__Information given__
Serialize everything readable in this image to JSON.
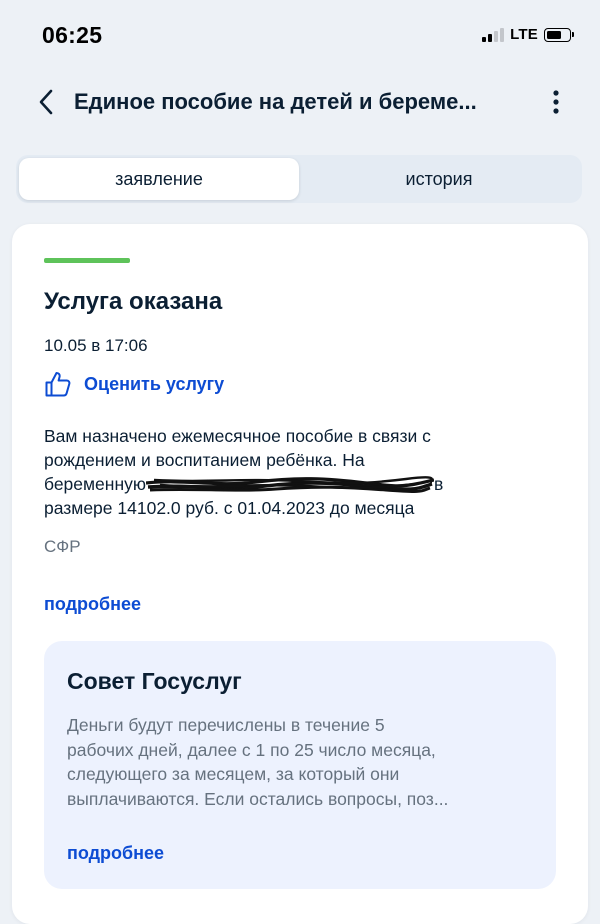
{
  "status_bar": {
    "time": "06:25",
    "network": "LTE"
  },
  "header": {
    "title": "Единое пособие на детей и береме..."
  },
  "tabs": [
    {
      "label": "заявление",
      "active": true
    },
    {
      "label": "история",
      "active": false
    }
  ],
  "card": {
    "status": "Услуга оказана",
    "status_color": "#5ec35a",
    "date": "10.05 в 17:06",
    "rate_label": "Оценить услугу",
    "message_lines": [
      "Вам назначено ежемесячное пособие в связи с",
      "рождением и воспитанием ребёнка. На",
      "беременную",
      "размере 14102.0 руб. с 01.04.2023 до месяца"
    ],
    "message_suffix": "в",
    "provider": "СФР",
    "more_link": "подробнее"
  },
  "tip": {
    "title": "Совет Госуслуг",
    "lines": [
      "Деньги будут перечислены в течение 5",
      "рабочих дней, далее с 1 по 25 число месяца,",
      "следующего за месяцем, за который они",
      "выплачиваются. Если остались вопросы, поз..."
    ],
    "more_link": "подробнее"
  },
  "colors": {
    "accent": "#0d4cd3",
    "text": "#0b1f33",
    "secondary_text": "#66727f",
    "background": "#edf1f6",
    "tip_background": "#edf2fe"
  }
}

__Problem details__
Report each line in the preceding entries that holds the string "title".

__Worked answer__
    "title": "Единое пособие на детей и береме..."
    "title": "Совет Госуслуг",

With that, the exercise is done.